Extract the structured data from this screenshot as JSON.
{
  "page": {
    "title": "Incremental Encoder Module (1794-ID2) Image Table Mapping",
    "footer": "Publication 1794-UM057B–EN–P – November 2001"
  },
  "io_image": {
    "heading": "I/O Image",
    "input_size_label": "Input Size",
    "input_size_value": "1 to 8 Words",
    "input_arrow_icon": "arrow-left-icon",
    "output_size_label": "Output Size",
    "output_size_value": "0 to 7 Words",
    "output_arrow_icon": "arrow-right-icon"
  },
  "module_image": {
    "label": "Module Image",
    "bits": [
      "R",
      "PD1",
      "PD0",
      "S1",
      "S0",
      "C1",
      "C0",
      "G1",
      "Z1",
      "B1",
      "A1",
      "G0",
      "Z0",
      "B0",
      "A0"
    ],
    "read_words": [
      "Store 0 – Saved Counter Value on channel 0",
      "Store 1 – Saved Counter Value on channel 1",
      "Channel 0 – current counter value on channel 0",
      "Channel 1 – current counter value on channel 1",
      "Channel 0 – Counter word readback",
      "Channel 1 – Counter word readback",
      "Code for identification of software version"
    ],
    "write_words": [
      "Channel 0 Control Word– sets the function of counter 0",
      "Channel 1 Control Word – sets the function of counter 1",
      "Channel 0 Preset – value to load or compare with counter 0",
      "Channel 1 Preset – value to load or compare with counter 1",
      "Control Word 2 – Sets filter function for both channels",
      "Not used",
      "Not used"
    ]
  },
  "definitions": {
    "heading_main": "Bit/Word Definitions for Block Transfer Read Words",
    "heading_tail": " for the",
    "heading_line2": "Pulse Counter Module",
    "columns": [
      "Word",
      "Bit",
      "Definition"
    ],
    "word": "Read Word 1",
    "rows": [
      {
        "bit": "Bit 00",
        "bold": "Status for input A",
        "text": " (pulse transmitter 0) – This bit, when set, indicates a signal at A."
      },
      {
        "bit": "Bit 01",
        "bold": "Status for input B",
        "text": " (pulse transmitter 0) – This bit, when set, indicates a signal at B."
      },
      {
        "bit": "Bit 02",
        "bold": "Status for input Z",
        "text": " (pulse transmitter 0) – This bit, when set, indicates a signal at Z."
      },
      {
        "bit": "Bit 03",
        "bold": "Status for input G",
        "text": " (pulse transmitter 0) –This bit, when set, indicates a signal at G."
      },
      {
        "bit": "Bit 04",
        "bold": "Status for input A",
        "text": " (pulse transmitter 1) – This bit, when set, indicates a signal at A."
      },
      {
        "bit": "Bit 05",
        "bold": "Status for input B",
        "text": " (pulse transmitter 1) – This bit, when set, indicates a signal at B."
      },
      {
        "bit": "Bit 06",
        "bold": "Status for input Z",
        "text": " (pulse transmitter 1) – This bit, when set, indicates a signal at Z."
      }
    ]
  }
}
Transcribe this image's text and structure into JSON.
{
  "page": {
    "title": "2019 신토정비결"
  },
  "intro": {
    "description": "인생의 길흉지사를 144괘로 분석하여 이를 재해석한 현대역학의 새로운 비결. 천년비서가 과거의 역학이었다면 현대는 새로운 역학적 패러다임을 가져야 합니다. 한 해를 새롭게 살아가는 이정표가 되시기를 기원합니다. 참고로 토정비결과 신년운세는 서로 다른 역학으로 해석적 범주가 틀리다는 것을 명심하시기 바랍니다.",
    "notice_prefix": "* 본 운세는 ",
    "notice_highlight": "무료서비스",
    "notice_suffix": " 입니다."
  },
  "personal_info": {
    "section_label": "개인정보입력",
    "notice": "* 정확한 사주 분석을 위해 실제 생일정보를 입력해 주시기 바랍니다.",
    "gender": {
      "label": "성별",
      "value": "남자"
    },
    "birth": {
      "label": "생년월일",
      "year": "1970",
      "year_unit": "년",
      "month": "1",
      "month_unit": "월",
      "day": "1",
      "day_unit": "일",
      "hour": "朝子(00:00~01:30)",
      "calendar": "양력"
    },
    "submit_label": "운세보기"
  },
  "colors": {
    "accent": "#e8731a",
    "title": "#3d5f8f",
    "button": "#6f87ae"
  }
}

.....

Transcribe exactly the line containing "Transcribe this image's" and all remaining lines of the material, ending with the last one.

Exercise solution:
Transcribe this image's text and structure into JSON.
{
  "page": {
    "title": "2019 신토정비결"
  },
  "intro": {
    "description": "인생의 길흉지사를 144괘로 분석하여 이를 재해석한 현대역학의 새로운 비결. 천년비서가 과거의 역학이었다면 현대는 새로운 역학적 패러다임을 가져야 합니다. 한 해를 새롭게 살아가는 이정표가 되시기를 기원합니다. 참고로 토정비결과 신년운세는 서로 다른 역학으로 해석적 범주가 틀리다는 것을 명심하시기 바랍니다.",
    "notice_prefix": "* 본 운세는 ",
    "notice_highlight": "무료서비스",
    "notice_suffix": " 입니다."
  },
  "personal_info": {
    "section_label": "개인정보입력",
    "notice": "* 정확한 사주 분석을 위해 실제 생일정보를 입력해 주시기 바랍니다.",
    "gender": {
      "label": "성별",
      "value": "남자"
    },
    "birth": {
      "label": "생년월일",
      "year": "1970",
      "year_unit": "년",
      "month": "1",
      "month_unit": "월",
      "day": "1",
      "day_unit": "일",
      "hour": "朝子(00:00~01:30)",
      "calendar": "양력"
    },
    "submit_label": "운세보기"
  },
  "colors": {
    "accent": "#e8731a",
    "title": "#3d5f8f",
    "button": "#6f87ae"
  }
}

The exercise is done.